:: Task input
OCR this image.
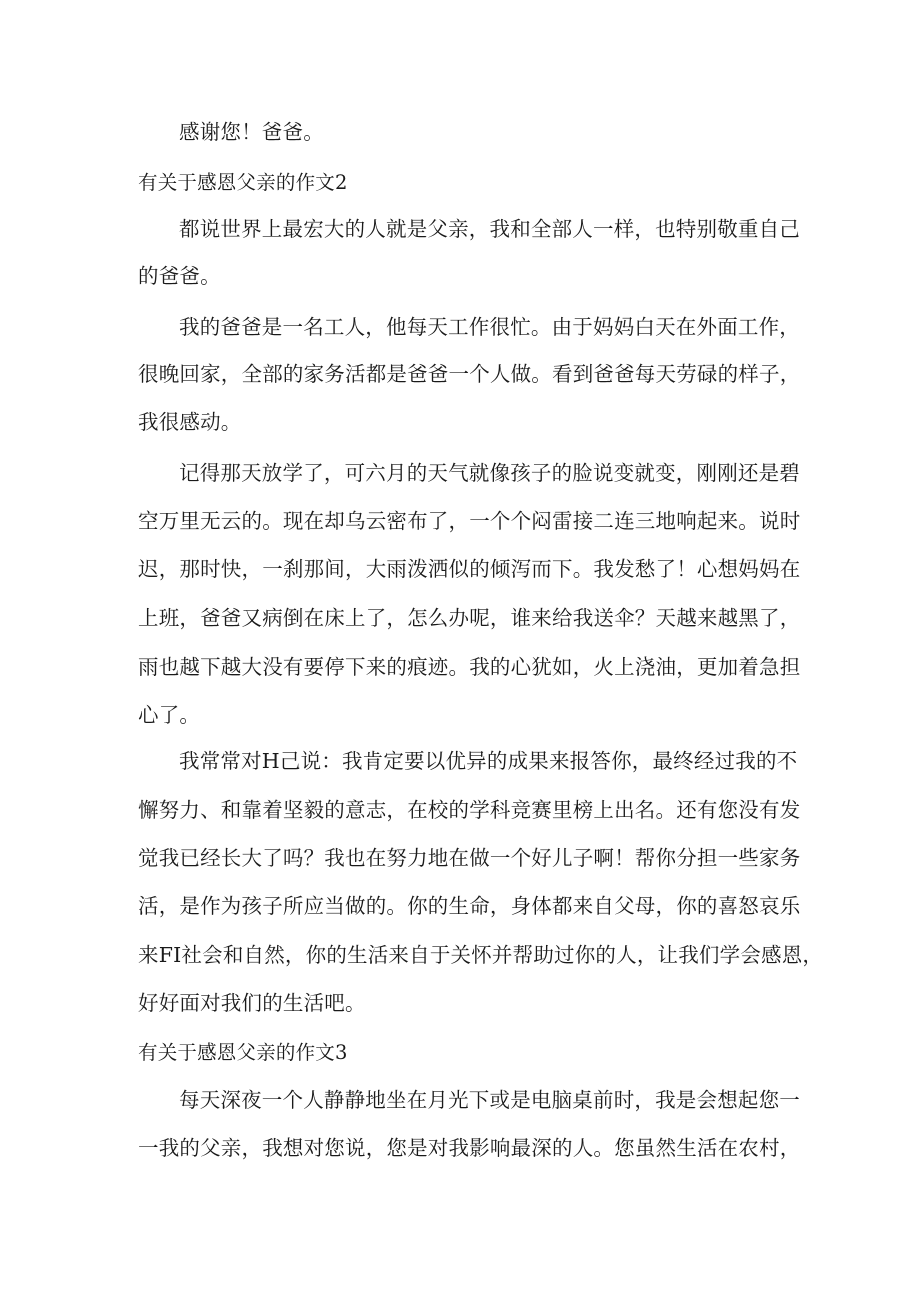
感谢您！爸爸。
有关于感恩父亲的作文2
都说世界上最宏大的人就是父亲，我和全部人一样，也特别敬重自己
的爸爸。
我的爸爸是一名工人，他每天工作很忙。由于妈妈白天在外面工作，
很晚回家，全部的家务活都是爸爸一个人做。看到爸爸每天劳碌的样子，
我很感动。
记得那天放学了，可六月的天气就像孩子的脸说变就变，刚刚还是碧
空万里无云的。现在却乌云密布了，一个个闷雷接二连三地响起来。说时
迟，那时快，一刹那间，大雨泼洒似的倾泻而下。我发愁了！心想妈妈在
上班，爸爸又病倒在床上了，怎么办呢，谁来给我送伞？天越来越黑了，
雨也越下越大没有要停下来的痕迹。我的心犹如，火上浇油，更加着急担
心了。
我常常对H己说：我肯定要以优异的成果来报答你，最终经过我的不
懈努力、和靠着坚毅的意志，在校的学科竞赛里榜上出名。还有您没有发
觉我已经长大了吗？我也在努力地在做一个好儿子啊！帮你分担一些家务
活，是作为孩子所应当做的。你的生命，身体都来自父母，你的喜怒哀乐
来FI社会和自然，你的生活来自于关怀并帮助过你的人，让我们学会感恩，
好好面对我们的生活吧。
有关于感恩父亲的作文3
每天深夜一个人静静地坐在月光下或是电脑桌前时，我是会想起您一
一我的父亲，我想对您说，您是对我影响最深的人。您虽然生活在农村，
::::
:: Task input
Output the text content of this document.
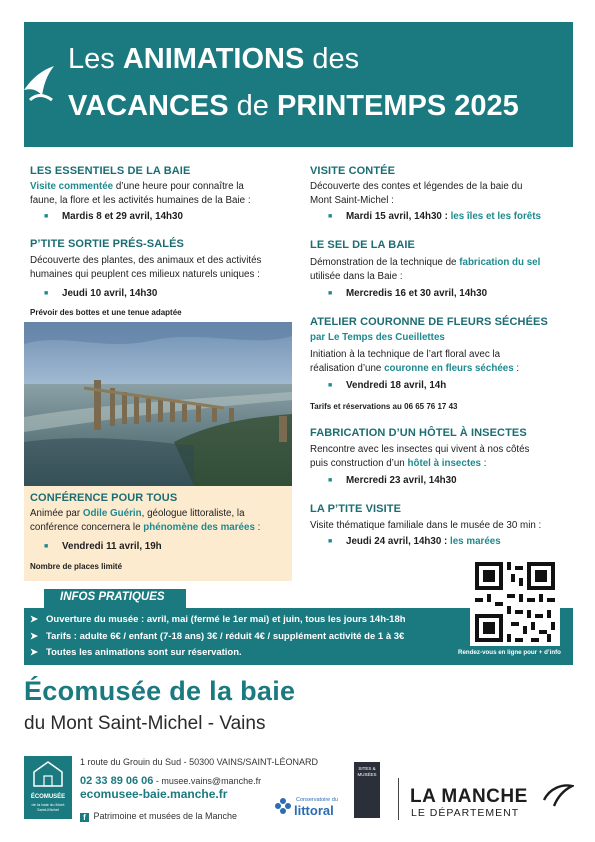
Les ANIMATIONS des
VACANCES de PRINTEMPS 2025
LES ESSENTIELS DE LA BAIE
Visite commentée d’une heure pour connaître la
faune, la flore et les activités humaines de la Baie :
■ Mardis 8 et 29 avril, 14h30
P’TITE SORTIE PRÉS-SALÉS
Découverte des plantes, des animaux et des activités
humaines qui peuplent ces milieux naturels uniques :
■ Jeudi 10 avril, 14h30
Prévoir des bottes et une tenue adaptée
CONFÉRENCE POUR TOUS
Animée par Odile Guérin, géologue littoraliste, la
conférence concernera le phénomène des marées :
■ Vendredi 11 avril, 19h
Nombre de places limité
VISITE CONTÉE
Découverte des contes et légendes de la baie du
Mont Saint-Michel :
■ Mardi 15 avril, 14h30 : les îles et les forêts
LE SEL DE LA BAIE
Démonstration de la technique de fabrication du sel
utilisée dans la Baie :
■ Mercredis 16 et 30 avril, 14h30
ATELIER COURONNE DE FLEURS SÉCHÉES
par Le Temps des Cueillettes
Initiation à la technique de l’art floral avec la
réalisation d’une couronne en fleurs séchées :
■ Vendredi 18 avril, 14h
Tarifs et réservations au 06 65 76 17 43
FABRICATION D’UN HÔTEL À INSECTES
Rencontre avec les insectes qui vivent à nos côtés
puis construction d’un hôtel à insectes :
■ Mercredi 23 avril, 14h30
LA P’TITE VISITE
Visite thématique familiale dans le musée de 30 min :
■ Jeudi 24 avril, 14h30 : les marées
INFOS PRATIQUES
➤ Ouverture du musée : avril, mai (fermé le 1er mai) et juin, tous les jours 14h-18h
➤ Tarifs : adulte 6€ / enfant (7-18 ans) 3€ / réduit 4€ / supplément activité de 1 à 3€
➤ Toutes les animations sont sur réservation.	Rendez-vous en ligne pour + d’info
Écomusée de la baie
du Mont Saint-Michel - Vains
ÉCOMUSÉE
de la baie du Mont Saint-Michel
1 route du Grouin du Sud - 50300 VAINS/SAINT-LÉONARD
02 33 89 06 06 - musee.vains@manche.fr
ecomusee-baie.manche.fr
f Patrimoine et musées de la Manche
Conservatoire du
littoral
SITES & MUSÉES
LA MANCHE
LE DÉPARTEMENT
::::
> Problem requirements
In the listing, find every line containing the word "dans" and list it.

> Written response
utilisée dans la Baie :
Visite thématique familiale dans le musée de 30 min :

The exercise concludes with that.